*DIRECTION*.
Repeat every line of the data exactly, but not the pictures.

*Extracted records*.
— begin —

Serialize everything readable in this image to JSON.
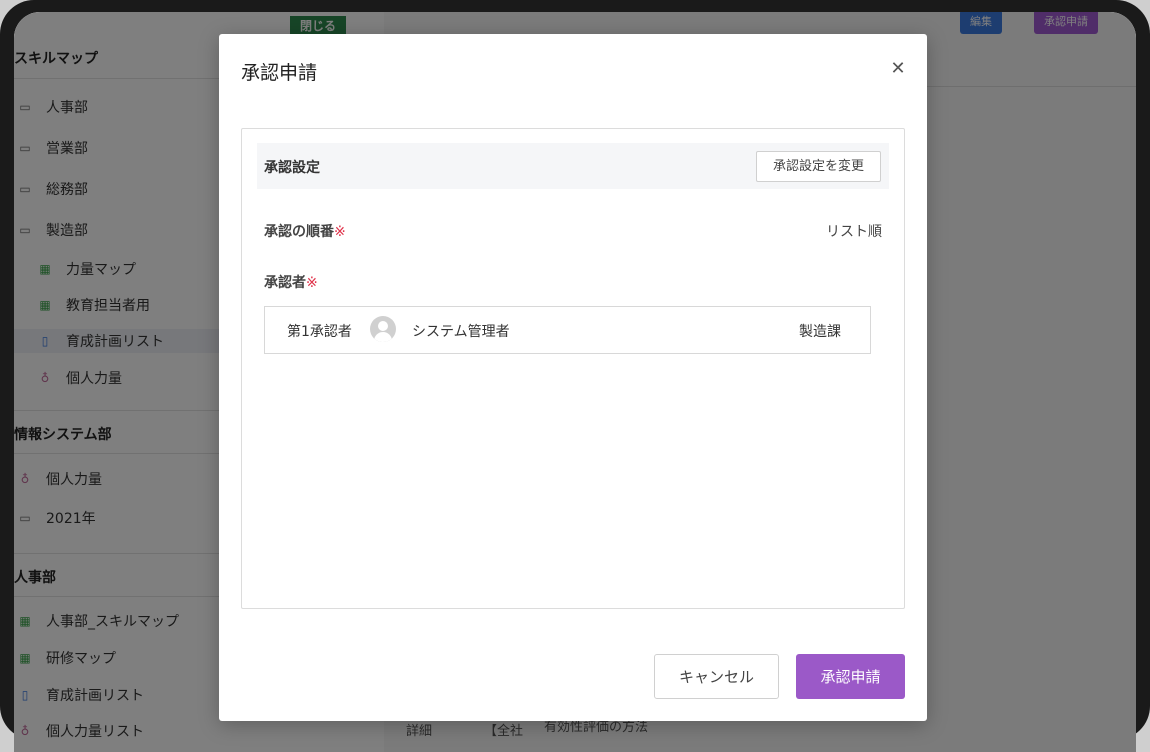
{
  "sidebar": {
    "sections": [
      {
        "title": "スキルマップ"
      },
      {
        "title": "情報システム部"
      },
      {
        "title": "人事部"
      }
    ],
    "items": [
      {
        "label": "人事部",
        "icon": "folder-icon"
      },
      {
        "label": "営業部",
        "icon": "folder-icon"
      },
      {
        "label": "総務部",
        "icon": "folder-icon"
      },
      {
        "label": "製造部",
        "icon": "folder-icon"
      },
      {
        "label": "力量マップ",
        "icon": "grid-icon"
      },
      {
        "label": "教育担当者用",
        "icon": "grid-icon"
      },
      {
        "label": "育成計画リスト",
        "icon": "book-icon"
      },
      {
        "label": "個人力量",
        "icon": "medal-icon"
      },
      {
        "label": "個人力量",
        "icon": "medal-icon"
      },
      {
        "label": "2021年",
        "icon": "folder-icon"
      },
      {
        "label": "人事部_スキルマップ",
        "icon": "grid-icon"
      },
      {
        "label": "研修マップ",
        "icon": "grid-icon"
      },
      {
        "label": "育成計画リスト",
        "icon": "book-icon"
      },
      {
        "label": "個人力量リスト",
        "icon": "medal-icon"
      }
    ]
  },
  "background": {
    "close_tag": "閉じる",
    "edit_button": "編集",
    "approval_button": "承認申請",
    "bottom_cells": [
      "詳細",
      "【全社",
      "有効性評価の方法"
    ]
  },
  "modal": {
    "title": "承認申請",
    "settings_label": "承認設定",
    "change_settings_button": "承認設定を変更",
    "order_label": "承認の順番",
    "required_mark": "※",
    "order_value": "リスト順",
    "approvers_label": "承認者",
    "approvers": [
      {
        "order": "第1承認者",
        "name": "システム管理者",
        "department": "製造課"
      }
    ],
    "cancel_button": "キャンセル",
    "submit_button": "承認申請"
  },
  "colors": {
    "submit": "#9b59c8",
    "required": "#e0334b",
    "close_tag": "#2e8b4e"
  }
}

— end —

*EXERCISE OUTPUT*.
Serialize everything readable in this image to JSON.
{
  "sidebar": {
    "sections": [
      {
        "title": "スキルマップ"
      },
      {
        "title": "情報システム部"
      },
      {
        "title": "人事部"
      }
    ],
    "items": [
      {
        "label": "人事部",
        "icon": "folder-icon"
      },
      {
        "label": "営業部",
        "icon": "folder-icon"
      },
      {
        "label": "総務部",
        "icon": "folder-icon"
      },
      {
        "label": "製造部",
        "icon": "folder-icon"
      },
      {
        "label": "力量マップ",
        "icon": "grid-icon"
      },
      {
        "label": "教育担当者用",
        "icon": "grid-icon"
      },
      {
        "label": "育成計画リスト",
        "icon": "book-icon"
      },
      {
        "label": "個人力量",
        "icon": "medal-icon"
      },
      {
        "label": "個人力量",
        "icon": "medal-icon"
      },
      {
        "label": "2021年",
        "icon": "folder-icon"
      },
      {
        "label": "人事部_スキルマップ",
        "icon": "grid-icon"
      },
      {
        "label": "研修マップ",
        "icon": "grid-icon"
      },
      {
        "label": "育成計画リスト",
        "icon": "book-icon"
      },
      {
        "label": "個人力量リスト",
        "icon": "medal-icon"
      }
    ]
  },
  "background": {
    "close_tag": "閉じる",
    "edit_button": "編集",
    "approval_button": "承認申請",
    "bottom_cells": [
      "詳細",
      "【全社",
      "有効性評価の方法"
    ]
  },
  "modal": {
    "title": "承認申請",
    "settings_label": "承認設定",
    "change_settings_button": "承認設定を変更",
    "order_label": "承認の順番",
    "required_mark": "※",
    "order_value": "リスト順",
    "approvers_label": "承認者",
    "approvers": [
      {
        "order": "第1承認者",
        "name": "システム管理者",
        "department": "製造課"
      }
    ],
    "cancel_button": "キャンセル",
    "submit_button": "承認申請"
  },
  "colors": {
    "submit": "#9b59c8",
    "required": "#e0334b",
    "close_tag": "#2e8b4e"
  }
}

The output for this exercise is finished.